- _Provided records_
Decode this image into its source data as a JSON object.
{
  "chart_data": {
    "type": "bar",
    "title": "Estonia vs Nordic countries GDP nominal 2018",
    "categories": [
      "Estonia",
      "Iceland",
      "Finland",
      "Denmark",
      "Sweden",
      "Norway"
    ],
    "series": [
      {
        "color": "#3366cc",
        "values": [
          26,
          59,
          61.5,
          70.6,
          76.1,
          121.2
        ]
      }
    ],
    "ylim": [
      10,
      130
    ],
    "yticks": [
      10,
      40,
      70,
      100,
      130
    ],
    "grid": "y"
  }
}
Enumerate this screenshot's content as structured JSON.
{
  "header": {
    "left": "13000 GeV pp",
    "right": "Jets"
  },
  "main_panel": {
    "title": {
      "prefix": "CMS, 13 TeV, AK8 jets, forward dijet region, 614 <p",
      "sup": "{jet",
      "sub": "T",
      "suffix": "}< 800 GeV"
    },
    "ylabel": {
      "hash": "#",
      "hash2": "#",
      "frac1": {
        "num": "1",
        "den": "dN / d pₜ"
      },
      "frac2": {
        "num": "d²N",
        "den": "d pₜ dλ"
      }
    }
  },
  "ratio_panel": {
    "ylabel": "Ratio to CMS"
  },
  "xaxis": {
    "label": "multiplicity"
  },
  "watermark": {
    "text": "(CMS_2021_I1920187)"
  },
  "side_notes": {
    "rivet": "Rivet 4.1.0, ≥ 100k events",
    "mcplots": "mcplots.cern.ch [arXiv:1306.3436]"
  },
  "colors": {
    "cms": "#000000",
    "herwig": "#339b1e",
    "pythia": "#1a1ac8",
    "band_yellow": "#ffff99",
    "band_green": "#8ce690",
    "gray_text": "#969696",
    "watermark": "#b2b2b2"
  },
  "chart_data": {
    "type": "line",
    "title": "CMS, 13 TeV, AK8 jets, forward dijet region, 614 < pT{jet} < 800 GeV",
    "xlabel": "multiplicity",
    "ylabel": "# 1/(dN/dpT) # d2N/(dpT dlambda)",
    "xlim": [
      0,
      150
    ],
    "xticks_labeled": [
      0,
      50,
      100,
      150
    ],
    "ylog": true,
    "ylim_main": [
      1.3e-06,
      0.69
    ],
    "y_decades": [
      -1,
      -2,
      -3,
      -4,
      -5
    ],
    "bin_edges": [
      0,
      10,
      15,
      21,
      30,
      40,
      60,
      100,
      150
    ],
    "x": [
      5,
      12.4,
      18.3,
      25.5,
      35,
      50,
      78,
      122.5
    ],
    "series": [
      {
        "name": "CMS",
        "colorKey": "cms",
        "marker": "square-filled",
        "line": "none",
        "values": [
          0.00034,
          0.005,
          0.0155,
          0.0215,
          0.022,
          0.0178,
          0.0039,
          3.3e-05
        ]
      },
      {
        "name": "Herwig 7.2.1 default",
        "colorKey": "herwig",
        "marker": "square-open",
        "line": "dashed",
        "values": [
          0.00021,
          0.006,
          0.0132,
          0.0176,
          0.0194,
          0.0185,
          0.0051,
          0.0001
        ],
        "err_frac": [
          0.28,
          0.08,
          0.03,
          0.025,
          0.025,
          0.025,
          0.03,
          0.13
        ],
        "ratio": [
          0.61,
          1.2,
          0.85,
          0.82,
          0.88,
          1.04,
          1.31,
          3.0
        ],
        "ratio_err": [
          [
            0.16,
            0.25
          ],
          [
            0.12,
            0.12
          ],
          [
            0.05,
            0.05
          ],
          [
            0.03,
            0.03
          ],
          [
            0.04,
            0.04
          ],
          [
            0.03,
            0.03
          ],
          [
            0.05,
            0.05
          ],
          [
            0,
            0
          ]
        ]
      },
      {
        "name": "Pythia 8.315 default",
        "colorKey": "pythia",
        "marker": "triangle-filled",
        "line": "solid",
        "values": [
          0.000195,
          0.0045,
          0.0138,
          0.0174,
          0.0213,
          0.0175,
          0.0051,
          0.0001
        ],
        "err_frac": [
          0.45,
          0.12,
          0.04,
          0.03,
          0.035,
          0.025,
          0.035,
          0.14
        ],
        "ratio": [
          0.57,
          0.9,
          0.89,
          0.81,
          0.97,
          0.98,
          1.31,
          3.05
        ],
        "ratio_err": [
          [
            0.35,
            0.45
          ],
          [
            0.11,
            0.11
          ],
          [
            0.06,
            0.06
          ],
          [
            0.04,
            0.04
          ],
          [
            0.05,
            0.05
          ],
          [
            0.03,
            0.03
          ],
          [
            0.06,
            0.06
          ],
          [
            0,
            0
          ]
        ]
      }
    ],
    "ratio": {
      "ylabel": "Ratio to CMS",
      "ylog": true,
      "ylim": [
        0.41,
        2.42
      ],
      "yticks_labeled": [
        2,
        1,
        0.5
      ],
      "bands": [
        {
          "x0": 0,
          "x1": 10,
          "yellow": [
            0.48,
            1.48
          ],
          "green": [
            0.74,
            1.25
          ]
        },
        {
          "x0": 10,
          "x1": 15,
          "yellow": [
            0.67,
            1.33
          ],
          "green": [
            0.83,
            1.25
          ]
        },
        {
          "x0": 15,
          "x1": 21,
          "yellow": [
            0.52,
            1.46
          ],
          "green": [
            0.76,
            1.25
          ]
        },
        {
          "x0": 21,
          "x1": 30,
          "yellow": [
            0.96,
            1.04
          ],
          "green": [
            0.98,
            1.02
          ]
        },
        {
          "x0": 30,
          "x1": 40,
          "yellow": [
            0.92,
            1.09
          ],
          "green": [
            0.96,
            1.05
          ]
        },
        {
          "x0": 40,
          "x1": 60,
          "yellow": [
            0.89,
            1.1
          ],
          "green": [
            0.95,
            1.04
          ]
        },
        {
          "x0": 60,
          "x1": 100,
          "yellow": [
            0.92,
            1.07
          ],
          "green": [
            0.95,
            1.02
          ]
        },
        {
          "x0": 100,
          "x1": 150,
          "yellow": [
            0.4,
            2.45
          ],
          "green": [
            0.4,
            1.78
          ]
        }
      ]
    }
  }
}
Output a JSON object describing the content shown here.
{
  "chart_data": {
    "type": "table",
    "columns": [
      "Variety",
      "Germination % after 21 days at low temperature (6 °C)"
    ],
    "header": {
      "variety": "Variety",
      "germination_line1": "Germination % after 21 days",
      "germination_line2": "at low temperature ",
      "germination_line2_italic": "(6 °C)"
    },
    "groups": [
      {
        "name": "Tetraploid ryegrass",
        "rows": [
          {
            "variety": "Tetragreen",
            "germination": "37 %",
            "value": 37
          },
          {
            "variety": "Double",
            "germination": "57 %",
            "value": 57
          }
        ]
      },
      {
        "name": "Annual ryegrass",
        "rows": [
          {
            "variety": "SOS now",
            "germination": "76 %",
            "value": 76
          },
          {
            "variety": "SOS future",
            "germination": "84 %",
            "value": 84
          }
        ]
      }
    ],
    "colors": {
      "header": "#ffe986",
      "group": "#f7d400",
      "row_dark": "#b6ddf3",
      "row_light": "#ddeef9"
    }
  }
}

- _Task statement_
Repeat the records above exactly, leaving none out.

- _Answer to the exercise_
Decode this image into its source data as a JSON object.
{
  "chart_data": {
    "type": "bar",
    "title": "Estonia vs Nordic countries GDP nominal 2018",
    "categories": [
      "Estonia",
      "Iceland",
      "Finland",
      "Denmark",
      "Sweden",
      "Norway"
    ],
    "series": [
      {
        "color": "#3366cc",
        "values": [
          26,
          59,
          61.5,
          70.6,
          76.1,
          121.2
        ]
      }
    ],
    "ylim": [
      10,
      130
    ],
    "yticks": [
      10,
      40,
      70,
      100,
      130
    ],
    "grid": "y"
  }
}
Enumerate this screenshot's content as structured JSON.
{
  "header": {
    "left": "13000 GeV pp",
    "right": "Jets"
  },
  "main_panel": {
    "title": {
      "prefix": "CMS, 13 TeV, AK8 jets, forward dijet region, 614 <p",
      "sup": "{jet",
      "sub": "T",
      "suffix": "}< 800 GeV"
    },
    "ylabel": {
      "hash": "#",
      "hash2": "#",
      "frac1": {
        "num": "1",
        "den": "dN / d pₜ"
      },
      "frac2": {
        "num": "d²N",
        "den": "d pₜ dλ"
      }
    }
  },
  "ratio_panel": {
    "ylabel": "Ratio to CMS"
  },
  "xaxis": {
    "label": "multiplicity"
  },
  "watermark": {
    "text": "(CMS_2021_I1920187)"
  },
  "side_notes": {
    "rivet": "Rivet 4.1.0, ≥ 100k events",
    "mcplots": "mcplots.cern.ch [arXiv:1306.3436]"
  },
  "colors": {
    "cms": "#000000",
    "herwig": "#339b1e",
    "pythia": "#1a1ac8",
    "band_yellow": "#ffff99",
    "band_green": "#8ce690",
    "gray_text": "#969696",
    "watermark": "#b2b2b2"
  },
  "chart_data": {
    "type": "line",
    "title": "CMS, 13 TeV, AK8 jets, forward dijet region, 614 < pT{jet} < 800 GeV",
    "xlabel": "multiplicity",
    "ylabel": "# 1/(dN/dpT) # d2N/(dpT dlambda)",
    "xlim": [
      0,
      150
    ],
    "xticks_labeled": [
      0,
      50,
      100,
      150
    ],
    "ylog": true,
    "ylim_main": [
      1.3e-06,
      0.69
    ],
    "y_decades": [
      -1,
      -2,
      -3,
      -4,
      -5
    ],
    "bin_edges": [
      0,
      10,
      15,
      21,
      30,
      40,
      60,
      100,
      150
    ],
    "x": [
      5,
      12.4,
      18.3,
      25.5,
      35,
      50,
      78,
      122.5
    ],
    "series": [
      {
        "name": "CMS",
        "colorKey": "cms",
        "marker": "square-filled",
        "line": "none",
        "values": [
          0.00034,
          0.005,
          0.0155,
          0.0215,
          0.022,
          0.0178,
          0.0039,
          3.3e-05
        ]
      },
      {
        "name": "Herwig 7.2.1 default",
        "colorKey": "herwig",
        "marker": "square-open",
        "line": "dashed",
        "values": [
          0.00021,
          0.006,
          0.0132,
          0.0176,
          0.0194,
          0.0185,
          0.0051,
          0.0001
        ],
        "err_frac": [
          0.28,
          0.08,
          0.03,
          0.025,
          0.025,
          0.025,
          0.03,
          0.13
        ],
        "ratio": [
          0.61,
          1.2,
          0.85,
          0.82,
          0.88,
          1.04,
          1.31,
          3.0
        ],
        "ratio_err": [
          [
            0.16,
            0.25
          ],
          [
            0.12,
            0.12
          ],
          [
            0.05,
            0.05
          ],
          [
            0.03,
            0.03
          ],
          [
            0.04,
            0.04
          ],
          [
            0.03,
            0.03
          ],
          [
            0.05,
            0.05
          ],
          [
            0,
            0
          ]
        ]
      },
      {
        "name": "Pythia 8.315 default",
        "colorKey": "pythia",
        "marker": "triangle-filled",
        "line": "solid",
        "values": [
          0.000195,
          0.0045,
          0.0138,
          0.0174,
          0.0213,
          0.0175,
          0.0051,
          0.0001
        ],
        "err_frac": [
          0.45,
          0.12,
          0.04,
          0.03,
          0.035,
          0.025,
          0.035,
          0.14
        ],
        "ratio": [
          0.57,
          0.9,
          0.89,
          0.81,
          0.97,
          0.98,
          1.31,
          3.05
        ],
        "ratio_err": [
          [
            0.35,
            0.45
          ],
          [
            0.11,
            0.11
          ],
          [
            0.06,
            0.06
          ],
          [
            0.04,
            0.04
          ],
          [
            0.05,
            0.05
          ],
          [
            0.03,
            0.03
          ],
          [
            0.06,
            0.06
          ],
          [
            0,
            0
          ]
        ]
      }
    ],
    "ratio": {
      "ylabel": "Ratio to CMS",
      "ylog": true,
      "ylim": [
        0.41,
        2.42
      ],
      "yticks_labeled": [
        2,
        1,
        0.5
      ],
      "bands": [
        {
          "x0": 0,
          "x1": 10,
          "yellow": [
            0.48,
            1.48
          ],
          "green": [
            0.74,
            1.25
          ]
        },
        {
          "x0": 10,
          "x1": 15,
          "yellow": [
            0.67,
            1.33
          ],
          "green": [
            0.83,
            1.25
          ]
        },
        {
          "x0": 15,
          "x1": 21,
          "yellow": [
            0.52,
            1.46
          ],
          "green": [
            0.76,
            1.25
          ]
        },
        {
          "x0": 21,
          "x1": 30,
          "yellow": [
            0.96,
            1.04
          ],
          "green": [
            0.98,
            1.02
          ]
        },
        {
          "x0": 30,
          "x1": 40,
          "yellow": [
            0.92,
            1.09
          ],
          "green": [
            0.96,
            1.05
          ]
        },
        {
          "x0": 40,
          "x1": 60,
          "yellow": [
            0.89,
            1.1
          ],
          "green": [
            0.95,
            1.04
          ]
        },
        {
          "x0": 60,
          "x1": 100,
          "yellow": [
            0.92,
            1.07
          ],
          "green": [
            0.95,
            1.02
          ]
        },
        {
          "x0": 100,
          "x1": 150,
          "yellow": [
            0.4,
            2.45
          ],
          "green": [
            0.4,
            1.78
          ]
        }
      ]
    }
  }
}
Output a JSON object describing the content shown here.
{
  "chart_data": {
    "type": "table",
    "columns": [
      "Variety",
      "Germination % after 21 days at low temperature (6 °C)"
    ],
    "header": {
      "variety": "Variety",
      "germination_line1": "Germination % after 21 days",
      "germination_line2": "at low temperature ",
      "germination_line2_italic": "(6 °C)"
    },
    "groups": [
      {
        "name": "Tetraploid ryegrass",
        "rows": [
          {
            "variety": "Tetragreen",
            "germination": "37 %",
            "value": 37
          },
          {
            "variety": "Double",
            "germination": "57 %",
            "value": 57
          }
        ]
      },
      {
        "name": "Annual ryegrass",
        "rows": [
          {
            "variety": "SOS now",
            "germination": "76 %",
            "value": 76
          },
          {
            "variety": "SOS future",
            "germination": "84 %",
            "value": 84
          }
        ]
      }
    ],
    "colors": {
      "header": "#ffe986",
      "group": "#f7d400",
      "row_dark": "#b6ddf3",
      "row_light": "#ddeef9"
    }
  }
}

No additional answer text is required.